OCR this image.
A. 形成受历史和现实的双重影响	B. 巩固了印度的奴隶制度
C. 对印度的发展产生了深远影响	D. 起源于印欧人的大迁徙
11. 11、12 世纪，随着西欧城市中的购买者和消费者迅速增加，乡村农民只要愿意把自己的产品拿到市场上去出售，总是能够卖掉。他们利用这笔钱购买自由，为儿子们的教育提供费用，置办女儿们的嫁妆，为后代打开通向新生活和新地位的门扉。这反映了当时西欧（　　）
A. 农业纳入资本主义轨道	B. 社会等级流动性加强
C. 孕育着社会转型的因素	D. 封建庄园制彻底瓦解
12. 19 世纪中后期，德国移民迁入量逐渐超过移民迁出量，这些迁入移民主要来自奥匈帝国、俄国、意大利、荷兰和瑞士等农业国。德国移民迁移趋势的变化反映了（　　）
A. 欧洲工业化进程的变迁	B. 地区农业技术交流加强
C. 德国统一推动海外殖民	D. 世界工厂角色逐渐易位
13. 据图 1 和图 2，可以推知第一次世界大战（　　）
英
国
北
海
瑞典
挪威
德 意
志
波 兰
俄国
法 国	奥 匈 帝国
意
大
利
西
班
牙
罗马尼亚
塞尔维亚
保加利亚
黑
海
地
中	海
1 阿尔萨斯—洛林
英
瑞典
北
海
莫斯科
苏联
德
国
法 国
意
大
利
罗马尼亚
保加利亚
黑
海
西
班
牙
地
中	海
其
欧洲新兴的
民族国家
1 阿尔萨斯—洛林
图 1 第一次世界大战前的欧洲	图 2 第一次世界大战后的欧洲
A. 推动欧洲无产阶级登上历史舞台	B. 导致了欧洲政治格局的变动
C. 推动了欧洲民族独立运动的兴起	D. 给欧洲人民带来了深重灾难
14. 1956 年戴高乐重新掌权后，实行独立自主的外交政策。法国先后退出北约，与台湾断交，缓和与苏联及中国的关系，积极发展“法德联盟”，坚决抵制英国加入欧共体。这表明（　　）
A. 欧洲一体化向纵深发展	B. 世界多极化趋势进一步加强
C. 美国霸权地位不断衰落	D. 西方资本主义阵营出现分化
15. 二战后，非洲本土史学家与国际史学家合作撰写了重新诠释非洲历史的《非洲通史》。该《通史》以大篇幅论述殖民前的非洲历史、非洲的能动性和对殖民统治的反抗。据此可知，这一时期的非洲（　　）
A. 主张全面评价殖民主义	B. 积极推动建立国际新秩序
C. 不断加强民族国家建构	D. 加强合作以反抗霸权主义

##########

Problem to solve:
Each record must be repeated exactly as it is.

Task response:
OCR this image.
A. 形成受历史和现实的双重影响	B. 巩固了印度的奴隶制度
C. 对印度的发展产生了深远影响	D. 起源于印欧人的大迁徙
11. 11、12 世纪，随着西欧城市中的购买者和消费者迅速增加，乡村农民只要愿意把自己的产品拿到市场上去出售，总是能够卖掉。他们利用这笔钱购买自由，为儿子们的教育提供费用，置办女儿们的嫁妆，为后代打开通向新生活和新地位的门扉。这反映了当时西欧（　　）
A. 农业纳入资本主义轨道	B. 社会等级流动性加强
C. 孕育着社会转型的因素	D. 封建庄园制彻底瓦解
12. 19 世纪中后期，德国移民迁入量逐渐超过移民迁出量，这些迁入移民主要来自奥匈帝国、俄国、意大利、荷兰和瑞士等农业国。德国移民迁移趋势的变化反映了（　　）
A. 欧洲工业化进程的变迁	B. 地区农业技术交流加强
C. 德国统一推动海外殖民	D. 世界工厂角色逐渐易位
13. 据图 1 和图 2，可以推知第一次世界大战（　　）
英
国
北
海
瑞典
挪威
德 意
志
波 兰
俄国
法 国	奥 匈 帝国
意
大
利
西
班
牙
罗马尼亚
塞尔维亚
保加利亚
黑
海
地
中	海
1 阿尔萨斯—洛林
英
瑞典
北
海
莫斯科
苏联
德
国
法 国
意
大
利
罗马尼亚
保加利亚
黑
海
西
班
牙
地
中	海
其
欧洲新兴的
民族国家
1 阿尔萨斯—洛林
图 1 第一次世界大战前的欧洲	图 2 第一次世界大战后的欧洲
A. 推动欧洲无产阶级登上历史舞台	B. 导致了欧洲政治格局的变动
C. 推动了欧洲民族独立运动的兴起	D. 给欧洲人民带来了深重灾难
14. 1956 年戴高乐重新掌权后，实行独立自主的外交政策。法国先后退出北约，与台湾断交，缓和与苏联及中国的关系，积极发展“法德联盟”，坚决抵制英国加入欧共体。这表明（　　）
A. 欧洲一体化向纵深发展	B. 世界多极化趋势进一步加强
C. 美国霸权地位不断衰落	D. 西方资本主义阵营出现分化
15. 二战后，非洲本土史学家与国际史学家合作撰写了重新诠释非洲历史的《非洲通史》。该《通史》以大篇幅论述殖民前的非洲历史、非洲的能动性和对殖民统治的反抗。据此可知，这一时期的非洲（　　）
A. 主张全面评价殖民主义	B. 积极推动建立国际新秩序
C. 不断加强民族国家建构	D. 加强合作以反抗霸权主义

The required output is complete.